INPUT FOR THIS TASK -
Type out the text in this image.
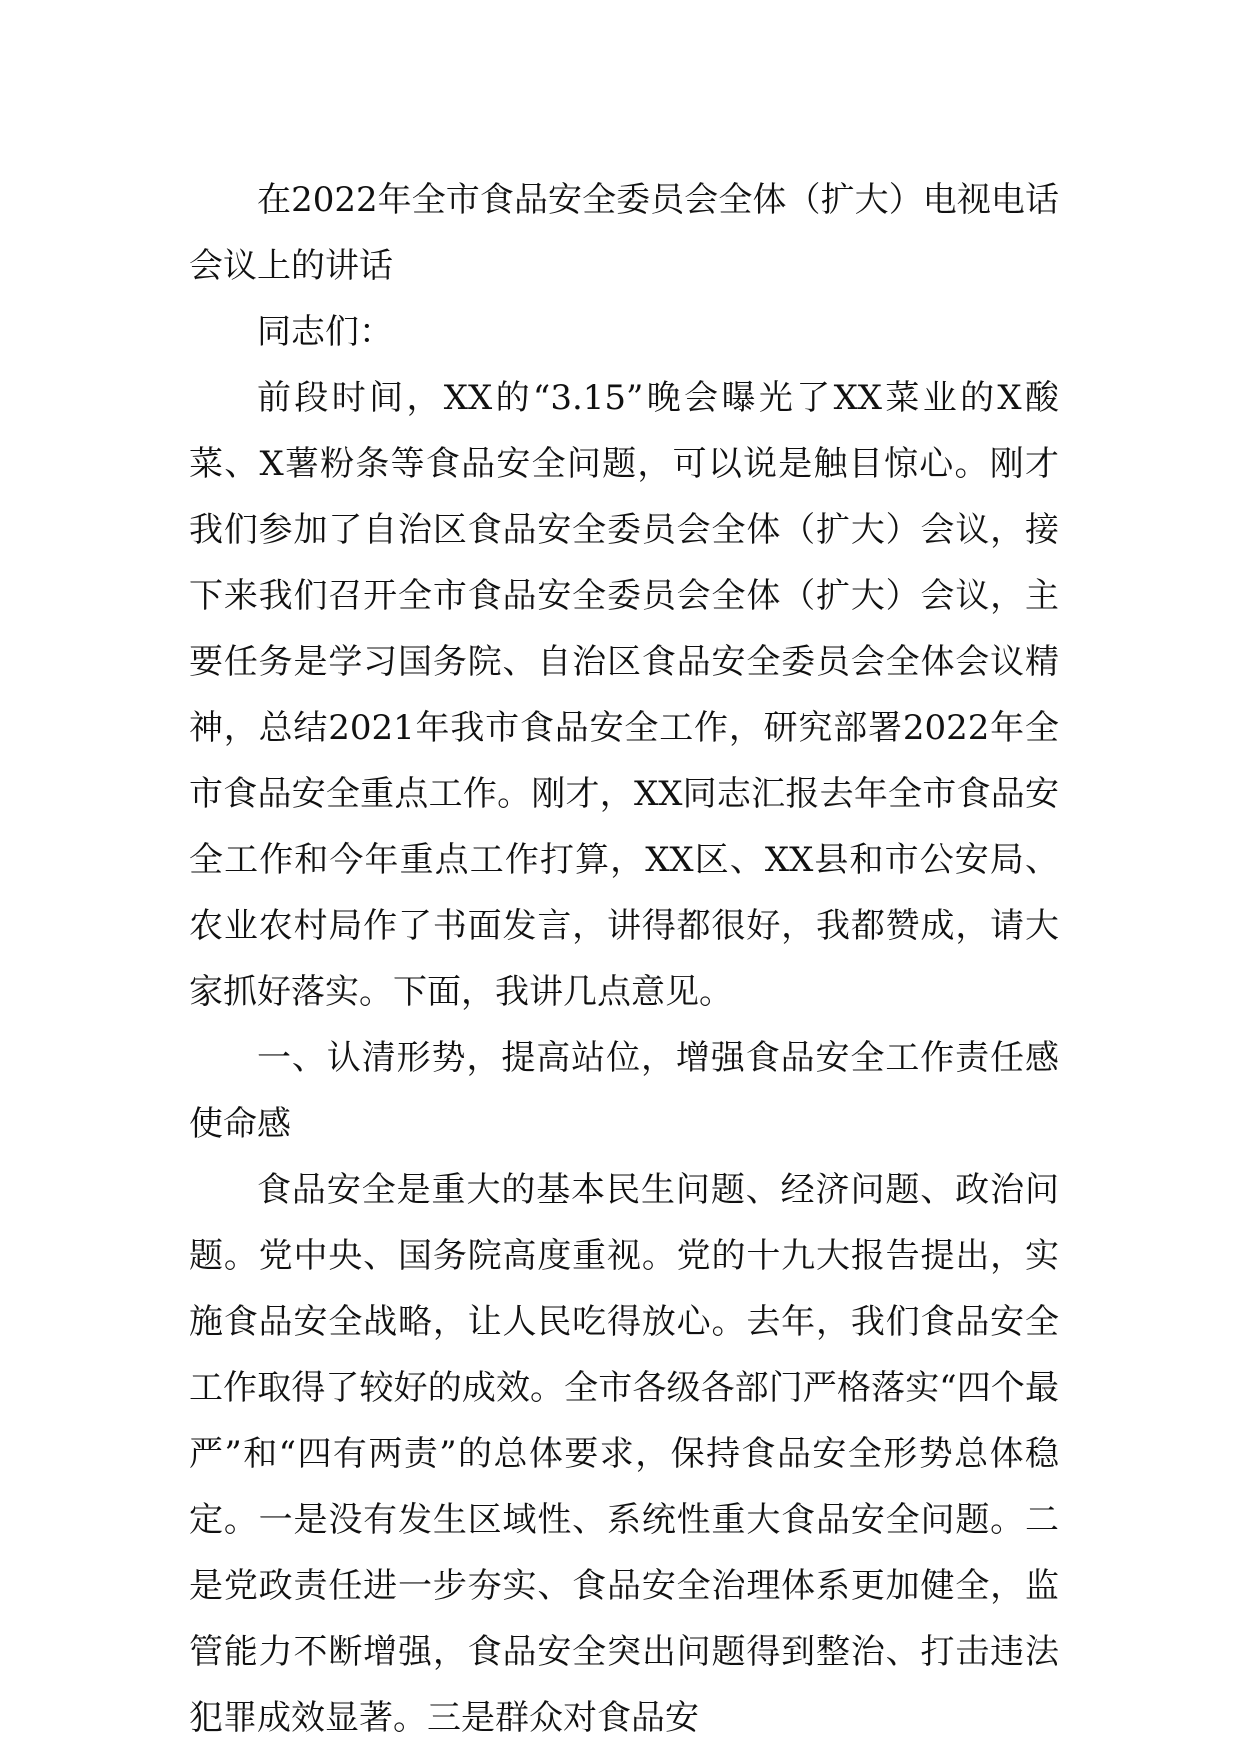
在2022年全市食品安全委员会全体（扩大）电视电话会议上的讲话

同志们：

前段时间，XX的“3.15”晚会曝光了XX菜业的X酸菜、X薯粉条等食品安全问题，可以说是触目惊心。刚才我们参加了自治区食品安全委员会全体（扩大）会议，接下来我们召开全市食品安全委员会全体（扩大）会议，主要任务是学习国务院、自治区食品安全委员会全体会议精神，总结2021年我市食品安全工作，研究部署2022年全市食品安全重点工作。刚才，XX同志汇报去年全市食品安全工作和今年重点工作打算，XX区、XX县和市公安局、农业农村局作了书面发言，讲得都很好，我都赞成，请大家抓好落实。下面，我讲几点意见。

一、认清形势，提高站位，增强食品安全工作责任感使命感

食品安全是重大的基本民生问题、经济问题、政治问题。党中央、国务院高度重视。党的十九大报告提出，实施食品安全战略，让人民吃得放心。去年，我们食品安全工作取得了较好的成效。全市各级各部门严格落实“四个最严”和“四有两责”的总体要求，保持食品安全形势总体稳定。一是没有发生区域性、系统性重大食品安全问题。二是党政责任进一步夯实、食品安全治理体系更加健全，监管能力不断增强，食品安全突出问题得到整治、打击违法犯罪成效显著。三是群众对食品安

DO THIS - Your task is to retype all the entries exactly and leave out any pictures.

FULL SOLUTION -
Type out the text in this image.
在2022年全市食品安全委员会全体（扩大）电视电话会议上的讲话

同志们：

前段时间，XX的“3.15”晚会曝光了XX菜业的X酸菜、X薯粉条等食品安全问题，可以说是触目惊心。刚才我们参加了自治区食品安全委员会全体（扩大）会议，接下来我们召开全市食品安全委员会全体（扩大）会议，主要任务是学习国务院、自治区食品安全委员会全体会议精神，总结2021年我市食品安全工作，研究部署2022年全市食品安全重点工作。刚才，XX同志汇报去年全市食品安全工作和今年重点工作打算，XX区、XX县和市公安局、农业农村局作了书面发言，讲得都很好，我都赞成，请大家抓好落实。下面，我讲几点意见。

一、认清形势，提高站位，增强食品安全工作责任感使命感

食品安全是重大的基本民生问题、经济问题、政治问题。党中央、国务院高度重视。党的十九大报告提出，实施食品安全战略，让人民吃得放心。去年，我们食品安全工作取得了较好的成效。全市各级各部门严格落实“四个最严”和“四有两责”的总体要求，保持食品安全形势总体稳定。一是没有发生区域性、系统性重大食品安全问题。二是党政责任进一步夯实、食品安全治理体系更加健全，监管能力不断增强，食品安全突出问题得到整治、打击违法犯罪成效显著。三是群众对食品安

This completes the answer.